### WORKING DATA
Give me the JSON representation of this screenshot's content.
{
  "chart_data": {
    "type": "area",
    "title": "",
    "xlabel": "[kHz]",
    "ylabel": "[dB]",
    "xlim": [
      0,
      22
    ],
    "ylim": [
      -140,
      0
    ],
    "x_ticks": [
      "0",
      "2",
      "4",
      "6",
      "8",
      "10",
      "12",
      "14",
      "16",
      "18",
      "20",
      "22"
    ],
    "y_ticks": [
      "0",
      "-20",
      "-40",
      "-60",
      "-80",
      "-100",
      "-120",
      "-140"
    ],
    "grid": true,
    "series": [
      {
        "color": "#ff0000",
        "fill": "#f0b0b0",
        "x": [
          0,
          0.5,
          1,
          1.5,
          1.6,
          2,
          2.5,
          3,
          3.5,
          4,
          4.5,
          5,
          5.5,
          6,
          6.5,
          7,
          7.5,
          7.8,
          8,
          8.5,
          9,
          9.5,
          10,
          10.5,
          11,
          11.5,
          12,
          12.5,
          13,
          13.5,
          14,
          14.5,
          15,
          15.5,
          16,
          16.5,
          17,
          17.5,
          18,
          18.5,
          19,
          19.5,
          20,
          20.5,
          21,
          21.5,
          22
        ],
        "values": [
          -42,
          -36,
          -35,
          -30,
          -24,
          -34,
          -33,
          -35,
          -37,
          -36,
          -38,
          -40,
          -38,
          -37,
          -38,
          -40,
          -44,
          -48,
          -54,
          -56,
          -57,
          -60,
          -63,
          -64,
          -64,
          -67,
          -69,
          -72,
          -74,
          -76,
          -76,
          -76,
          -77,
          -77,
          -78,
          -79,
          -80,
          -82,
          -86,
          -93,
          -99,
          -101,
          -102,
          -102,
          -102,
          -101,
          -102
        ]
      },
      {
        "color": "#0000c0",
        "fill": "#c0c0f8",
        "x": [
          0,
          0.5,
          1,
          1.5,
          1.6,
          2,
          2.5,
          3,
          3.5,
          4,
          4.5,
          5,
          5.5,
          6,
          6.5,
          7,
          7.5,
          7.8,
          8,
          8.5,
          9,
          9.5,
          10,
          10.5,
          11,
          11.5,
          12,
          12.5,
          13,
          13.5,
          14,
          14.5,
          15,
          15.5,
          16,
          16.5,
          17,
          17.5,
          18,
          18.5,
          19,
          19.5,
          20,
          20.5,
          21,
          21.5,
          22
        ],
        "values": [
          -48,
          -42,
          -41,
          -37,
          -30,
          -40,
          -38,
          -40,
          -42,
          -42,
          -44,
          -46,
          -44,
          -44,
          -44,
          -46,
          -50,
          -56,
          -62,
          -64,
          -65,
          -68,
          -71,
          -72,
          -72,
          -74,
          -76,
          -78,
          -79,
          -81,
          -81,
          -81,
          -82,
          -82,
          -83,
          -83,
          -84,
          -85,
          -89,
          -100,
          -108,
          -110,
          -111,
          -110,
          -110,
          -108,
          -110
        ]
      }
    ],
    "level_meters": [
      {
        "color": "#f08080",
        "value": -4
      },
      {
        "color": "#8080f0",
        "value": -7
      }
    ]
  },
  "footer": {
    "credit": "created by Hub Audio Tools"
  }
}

### GIVEN REQUEST
Every line above should be printed again exactly as it stands.

### ANSWER TO THE PROBLEM
Give me the JSON representation of this screenshot's content.
{
  "chart_data": {
    "type": "area",
    "title": "",
    "xlabel": "[kHz]",
    "ylabel": "[dB]",
    "xlim": [
      0,
      22
    ],
    "ylim": [
      -140,
      0
    ],
    "x_ticks": [
      "0",
      "2",
      "4",
      "6",
      "8",
      "10",
      "12",
      "14",
      "16",
      "18",
      "20",
      "22"
    ],
    "y_ticks": [
      "0",
      "-20",
      "-40",
      "-60",
      "-80",
      "-100",
      "-120",
      "-140"
    ],
    "grid": true,
    "series": [
      {
        "color": "#ff0000",
        "fill": "#f0b0b0",
        "x": [
          0,
          0.5,
          1,
          1.5,
          1.6,
          2,
          2.5,
          3,
          3.5,
          4,
          4.5,
          5,
          5.5,
          6,
          6.5,
          7,
          7.5,
          7.8,
          8,
          8.5,
          9,
          9.5,
          10,
          10.5,
          11,
          11.5,
          12,
          12.5,
          13,
          13.5,
          14,
          14.5,
          15,
          15.5,
          16,
          16.5,
          17,
          17.5,
          18,
          18.5,
          19,
          19.5,
          20,
          20.5,
          21,
          21.5,
          22
        ],
        "values": [
          -42,
          -36,
          -35,
          -30,
          -24,
          -34,
          -33,
          -35,
          -37,
          -36,
          -38,
          -40,
          -38,
          -37,
          -38,
          -40,
          -44,
          -48,
          -54,
          -56,
          -57,
          -60,
          -63,
          -64,
          -64,
          -67,
          -69,
          -72,
          -74,
          -76,
          -76,
          -76,
          -77,
          -77,
          -78,
          -79,
          -80,
          -82,
          -86,
          -93,
          -99,
          -101,
          -102,
          -102,
          -102,
          -101,
          -102
        ]
      },
      {
        "color": "#0000c0",
        "fill": "#c0c0f8",
        "x": [
          0,
          0.5,
          1,
          1.5,
          1.6,
          2,
          2.5,
          3,
          3.5,
          4,
          4.5,
          5,
          5.5,
          6,
          6.5,
          7,
          7.5,
          7.8,
          8,
          8.5,
          9,
          9.5,
          10,
          10.5,
          11,
          11.5,
          12,
          12.5,
          13,
          13.5,
          14,
          14.5,
          15,
          15.5,
          16,
          16.5,
          17,
          17.5,
          18,
          18.5,
          19,
          19.5,
          20,
          20.5,
          21,
          21.5,
          22
        ],
        "values": [
          -48,
          -42,
          -41,
          -37,
          -30,
          -40,
          -38,
          -40,
          -42,
          -42,
          -44,
          -46,
          -44,
          -44,
          -44,
          -46,
          -50,
          -56,
          -62,
          -64,
          -65,
          -68,
          -71,
          -72,
          -72,
          -74,
          -76,
          -78,
          -79,
          -81,
          -81,
          -81,
          -82,
          -82,
          -83,
          -83,
          -84,
          -85,
          -89,
          -100,
          -108,
          -110,
          -111,
          -110,
          -110,
          -108,
          -110
        ]
      }
    ],
    "level_meters": [
      {
        "color": "#f08080",
        "value": -4
      },
      {
        "color": "#8080f0",
        "value": -7
      }
    ]
  },
  "footer": {
    "credit": "created by Hub Audio Tools"
  }
}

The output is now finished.